## Directive
Read the listing and extract each line that includes the word "致敬向疫而行的你".

(Dataset rows)
— Start —

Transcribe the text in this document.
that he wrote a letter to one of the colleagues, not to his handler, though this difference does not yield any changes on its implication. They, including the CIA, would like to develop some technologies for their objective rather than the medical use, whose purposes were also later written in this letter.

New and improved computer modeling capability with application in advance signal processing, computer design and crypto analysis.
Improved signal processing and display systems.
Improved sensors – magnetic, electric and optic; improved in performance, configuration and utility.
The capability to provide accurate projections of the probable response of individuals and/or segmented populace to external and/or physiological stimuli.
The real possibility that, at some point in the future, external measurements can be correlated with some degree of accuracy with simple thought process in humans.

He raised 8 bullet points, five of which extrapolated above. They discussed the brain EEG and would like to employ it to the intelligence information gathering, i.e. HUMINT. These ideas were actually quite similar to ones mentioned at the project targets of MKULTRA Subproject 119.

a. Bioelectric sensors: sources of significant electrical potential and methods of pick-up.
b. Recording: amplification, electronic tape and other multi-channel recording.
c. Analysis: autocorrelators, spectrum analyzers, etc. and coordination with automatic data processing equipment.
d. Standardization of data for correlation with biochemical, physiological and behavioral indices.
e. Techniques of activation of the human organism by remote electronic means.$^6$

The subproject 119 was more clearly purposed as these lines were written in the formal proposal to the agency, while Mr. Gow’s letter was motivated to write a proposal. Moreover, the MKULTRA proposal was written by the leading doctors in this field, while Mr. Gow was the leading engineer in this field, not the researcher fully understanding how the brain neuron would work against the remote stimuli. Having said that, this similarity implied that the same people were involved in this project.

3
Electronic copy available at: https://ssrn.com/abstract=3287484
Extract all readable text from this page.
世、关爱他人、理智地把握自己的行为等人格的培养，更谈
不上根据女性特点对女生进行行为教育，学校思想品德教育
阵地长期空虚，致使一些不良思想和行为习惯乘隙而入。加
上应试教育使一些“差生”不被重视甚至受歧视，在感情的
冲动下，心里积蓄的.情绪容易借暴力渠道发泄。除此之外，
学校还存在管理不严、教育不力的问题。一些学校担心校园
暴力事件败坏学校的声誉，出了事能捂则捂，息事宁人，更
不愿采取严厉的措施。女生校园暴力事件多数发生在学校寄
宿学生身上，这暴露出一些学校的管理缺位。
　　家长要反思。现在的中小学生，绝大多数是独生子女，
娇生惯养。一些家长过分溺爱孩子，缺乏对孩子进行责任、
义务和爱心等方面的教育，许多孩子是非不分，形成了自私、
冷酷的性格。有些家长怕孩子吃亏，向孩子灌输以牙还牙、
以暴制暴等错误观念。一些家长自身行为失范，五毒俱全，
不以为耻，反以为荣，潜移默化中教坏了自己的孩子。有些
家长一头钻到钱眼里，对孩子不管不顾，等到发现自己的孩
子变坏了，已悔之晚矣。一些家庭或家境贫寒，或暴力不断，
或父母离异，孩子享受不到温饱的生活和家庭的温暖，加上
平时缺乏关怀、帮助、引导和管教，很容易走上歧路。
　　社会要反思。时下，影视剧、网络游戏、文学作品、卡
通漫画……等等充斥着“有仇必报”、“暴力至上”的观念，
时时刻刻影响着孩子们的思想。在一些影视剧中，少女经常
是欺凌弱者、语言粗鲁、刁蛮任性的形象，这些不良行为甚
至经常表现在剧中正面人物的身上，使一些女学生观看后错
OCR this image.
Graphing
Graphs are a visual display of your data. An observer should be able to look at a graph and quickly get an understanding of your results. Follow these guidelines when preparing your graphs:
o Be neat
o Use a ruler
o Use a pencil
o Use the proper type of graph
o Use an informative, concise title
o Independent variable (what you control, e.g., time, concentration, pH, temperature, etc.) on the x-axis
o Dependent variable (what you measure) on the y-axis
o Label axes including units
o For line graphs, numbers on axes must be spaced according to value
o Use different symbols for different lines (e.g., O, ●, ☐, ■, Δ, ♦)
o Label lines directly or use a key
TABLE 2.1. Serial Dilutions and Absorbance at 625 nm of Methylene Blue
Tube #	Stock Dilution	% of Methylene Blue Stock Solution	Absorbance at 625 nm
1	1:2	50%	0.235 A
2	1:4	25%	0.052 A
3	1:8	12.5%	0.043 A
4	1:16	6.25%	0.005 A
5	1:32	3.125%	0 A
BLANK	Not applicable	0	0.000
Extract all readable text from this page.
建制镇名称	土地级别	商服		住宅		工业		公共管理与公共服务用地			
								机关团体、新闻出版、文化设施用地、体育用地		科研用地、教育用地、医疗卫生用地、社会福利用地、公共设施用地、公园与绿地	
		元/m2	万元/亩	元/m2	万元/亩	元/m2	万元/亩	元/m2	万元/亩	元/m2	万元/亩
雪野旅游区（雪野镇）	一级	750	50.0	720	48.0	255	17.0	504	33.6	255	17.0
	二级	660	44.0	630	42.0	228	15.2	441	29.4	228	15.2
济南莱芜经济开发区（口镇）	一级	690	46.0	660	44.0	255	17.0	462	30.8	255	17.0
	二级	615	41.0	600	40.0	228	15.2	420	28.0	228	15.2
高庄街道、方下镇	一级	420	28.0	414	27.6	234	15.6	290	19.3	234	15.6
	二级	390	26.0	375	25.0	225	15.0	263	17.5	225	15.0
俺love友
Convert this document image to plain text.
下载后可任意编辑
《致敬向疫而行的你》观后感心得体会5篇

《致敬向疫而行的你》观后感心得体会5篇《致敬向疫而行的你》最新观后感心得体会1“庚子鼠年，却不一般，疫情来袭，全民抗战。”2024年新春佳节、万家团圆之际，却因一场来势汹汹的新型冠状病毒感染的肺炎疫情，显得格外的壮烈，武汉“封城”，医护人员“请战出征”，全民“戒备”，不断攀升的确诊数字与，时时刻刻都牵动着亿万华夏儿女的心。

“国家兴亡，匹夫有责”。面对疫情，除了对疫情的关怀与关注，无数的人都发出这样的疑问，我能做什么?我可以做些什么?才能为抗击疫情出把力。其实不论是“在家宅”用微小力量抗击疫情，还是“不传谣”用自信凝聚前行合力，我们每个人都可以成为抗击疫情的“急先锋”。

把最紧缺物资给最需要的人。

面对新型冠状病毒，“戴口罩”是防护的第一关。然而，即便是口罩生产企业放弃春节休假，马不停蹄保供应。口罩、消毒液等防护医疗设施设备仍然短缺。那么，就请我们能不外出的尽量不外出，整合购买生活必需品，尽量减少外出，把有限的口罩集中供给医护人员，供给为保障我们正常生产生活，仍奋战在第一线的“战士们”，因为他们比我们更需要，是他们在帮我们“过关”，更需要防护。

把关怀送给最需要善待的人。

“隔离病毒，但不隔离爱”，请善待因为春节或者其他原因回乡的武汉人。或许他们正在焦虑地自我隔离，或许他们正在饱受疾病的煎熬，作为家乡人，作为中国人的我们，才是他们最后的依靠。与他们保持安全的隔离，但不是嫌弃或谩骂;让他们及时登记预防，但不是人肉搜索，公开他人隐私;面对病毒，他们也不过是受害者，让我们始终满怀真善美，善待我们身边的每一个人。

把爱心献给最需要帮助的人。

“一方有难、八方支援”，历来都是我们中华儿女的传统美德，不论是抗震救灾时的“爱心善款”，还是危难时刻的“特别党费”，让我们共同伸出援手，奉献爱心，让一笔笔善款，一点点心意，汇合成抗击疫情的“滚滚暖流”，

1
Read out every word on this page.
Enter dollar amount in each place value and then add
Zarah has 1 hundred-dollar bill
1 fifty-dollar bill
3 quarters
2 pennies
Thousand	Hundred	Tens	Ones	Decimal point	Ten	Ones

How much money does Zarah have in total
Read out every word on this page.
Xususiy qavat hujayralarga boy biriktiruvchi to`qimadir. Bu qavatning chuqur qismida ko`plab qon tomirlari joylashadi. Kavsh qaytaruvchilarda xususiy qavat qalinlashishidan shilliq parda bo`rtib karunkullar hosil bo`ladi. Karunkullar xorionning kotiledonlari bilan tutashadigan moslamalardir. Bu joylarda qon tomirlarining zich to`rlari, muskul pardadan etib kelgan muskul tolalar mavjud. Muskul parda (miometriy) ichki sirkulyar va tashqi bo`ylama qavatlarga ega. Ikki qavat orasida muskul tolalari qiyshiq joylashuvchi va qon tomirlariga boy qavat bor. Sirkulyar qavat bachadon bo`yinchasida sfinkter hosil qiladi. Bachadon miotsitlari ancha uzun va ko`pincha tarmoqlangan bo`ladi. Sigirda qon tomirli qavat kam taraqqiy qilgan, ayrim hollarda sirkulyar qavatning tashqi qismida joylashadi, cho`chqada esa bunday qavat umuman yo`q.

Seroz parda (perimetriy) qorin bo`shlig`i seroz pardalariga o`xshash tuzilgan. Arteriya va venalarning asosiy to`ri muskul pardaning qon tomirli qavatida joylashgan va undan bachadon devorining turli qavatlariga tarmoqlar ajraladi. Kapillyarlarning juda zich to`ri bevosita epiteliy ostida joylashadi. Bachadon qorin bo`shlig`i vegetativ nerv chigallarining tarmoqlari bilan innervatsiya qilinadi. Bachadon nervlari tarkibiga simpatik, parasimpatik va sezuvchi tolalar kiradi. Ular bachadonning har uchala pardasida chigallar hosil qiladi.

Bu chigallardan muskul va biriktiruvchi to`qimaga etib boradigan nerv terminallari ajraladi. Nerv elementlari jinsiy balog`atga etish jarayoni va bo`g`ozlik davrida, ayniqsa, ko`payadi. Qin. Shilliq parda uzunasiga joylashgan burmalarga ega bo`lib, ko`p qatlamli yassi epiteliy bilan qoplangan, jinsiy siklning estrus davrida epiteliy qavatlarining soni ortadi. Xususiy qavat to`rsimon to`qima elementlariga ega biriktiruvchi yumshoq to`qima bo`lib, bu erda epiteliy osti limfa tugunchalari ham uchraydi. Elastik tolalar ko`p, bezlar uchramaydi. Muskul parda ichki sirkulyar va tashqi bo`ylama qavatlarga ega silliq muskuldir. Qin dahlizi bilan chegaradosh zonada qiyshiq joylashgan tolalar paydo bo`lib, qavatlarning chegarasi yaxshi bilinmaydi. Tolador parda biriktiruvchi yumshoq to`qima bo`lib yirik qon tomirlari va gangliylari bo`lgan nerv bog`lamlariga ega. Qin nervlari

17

— End —

## Answer to the problem
《致敬向疫而行的你》观后感心得体会5篇
《致敬向疫而行的你》观后感心得体会5篇《致敬向疫而行的你》最新观后感心得体会1“庚子鼠年，却不一般，疫情来袭，全民抗战。”2024年新春佳节、万家团圆之际，却因一场来势汹汹的新型冠状病毒感染的肺炎疫情，显得格外的壮烈，武汉“封城”，医护人员“请战出征”，全民“戒备”，不断攀升的确诊数字与，时时刻刻都牵动着亿万华夏儿女的心。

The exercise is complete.